WHAT IS BEING ASKED:
Only lines holding the string "Очень" are wanted; copy each one from the material.

DATA ROWS:
──────────
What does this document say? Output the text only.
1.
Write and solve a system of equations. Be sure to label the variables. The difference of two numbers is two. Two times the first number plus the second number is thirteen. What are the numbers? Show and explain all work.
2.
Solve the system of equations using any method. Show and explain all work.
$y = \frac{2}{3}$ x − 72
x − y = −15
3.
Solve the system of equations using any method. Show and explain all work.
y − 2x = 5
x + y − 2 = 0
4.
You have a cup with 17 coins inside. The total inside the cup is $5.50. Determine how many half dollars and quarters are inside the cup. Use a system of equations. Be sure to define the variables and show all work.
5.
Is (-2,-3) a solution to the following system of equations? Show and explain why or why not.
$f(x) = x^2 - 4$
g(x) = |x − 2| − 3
──────────
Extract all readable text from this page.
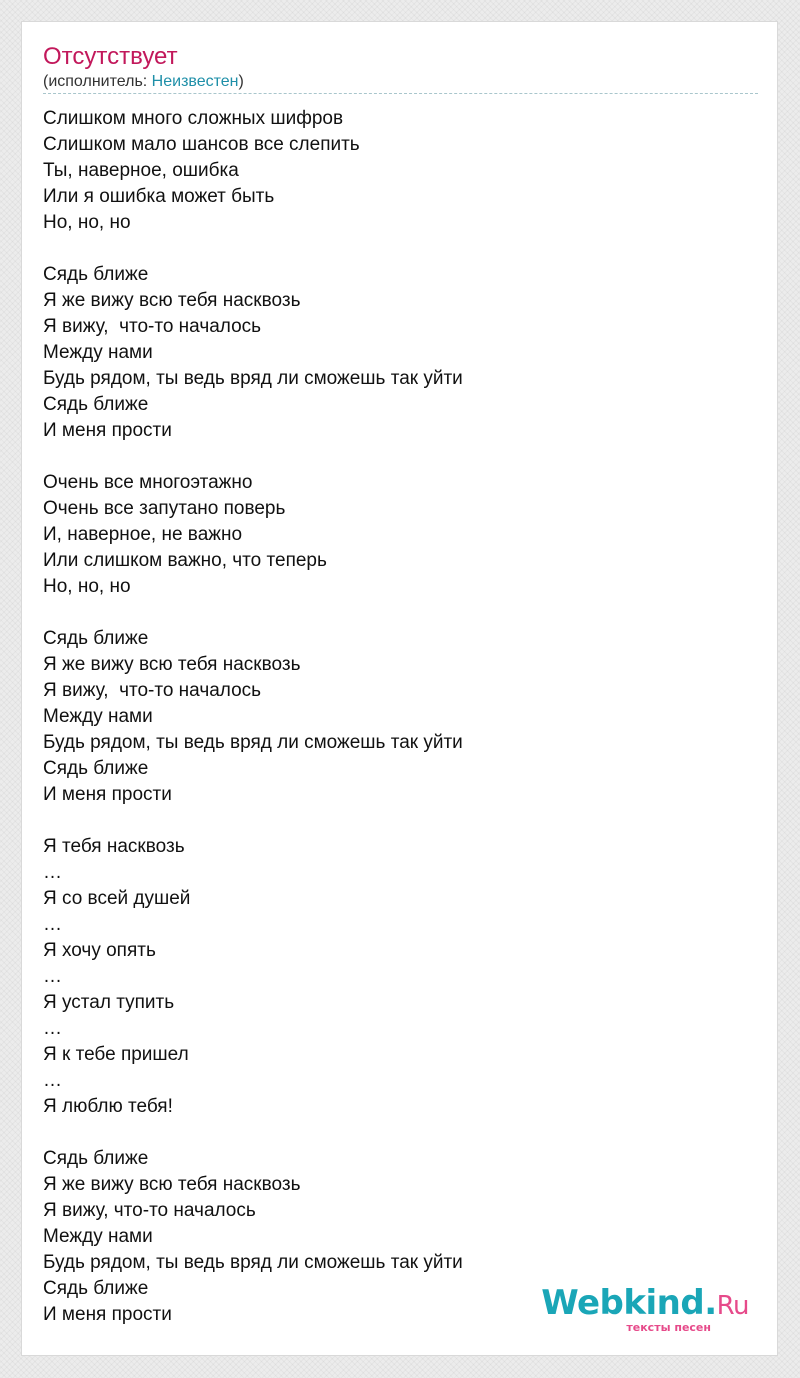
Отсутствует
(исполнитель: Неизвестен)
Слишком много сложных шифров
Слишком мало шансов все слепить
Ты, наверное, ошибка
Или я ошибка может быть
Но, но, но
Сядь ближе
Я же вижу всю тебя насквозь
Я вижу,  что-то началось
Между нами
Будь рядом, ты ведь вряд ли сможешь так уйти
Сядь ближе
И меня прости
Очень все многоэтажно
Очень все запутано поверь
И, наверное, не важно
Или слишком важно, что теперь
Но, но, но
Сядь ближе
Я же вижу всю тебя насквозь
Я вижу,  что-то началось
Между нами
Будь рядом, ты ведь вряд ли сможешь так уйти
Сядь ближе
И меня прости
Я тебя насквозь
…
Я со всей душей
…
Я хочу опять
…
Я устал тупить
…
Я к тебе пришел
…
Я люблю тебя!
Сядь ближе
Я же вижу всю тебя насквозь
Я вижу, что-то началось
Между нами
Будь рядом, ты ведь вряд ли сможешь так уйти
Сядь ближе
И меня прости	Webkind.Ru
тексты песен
──────────
ANSWER:
Очень все многоэтажно
Очень все запутано поверь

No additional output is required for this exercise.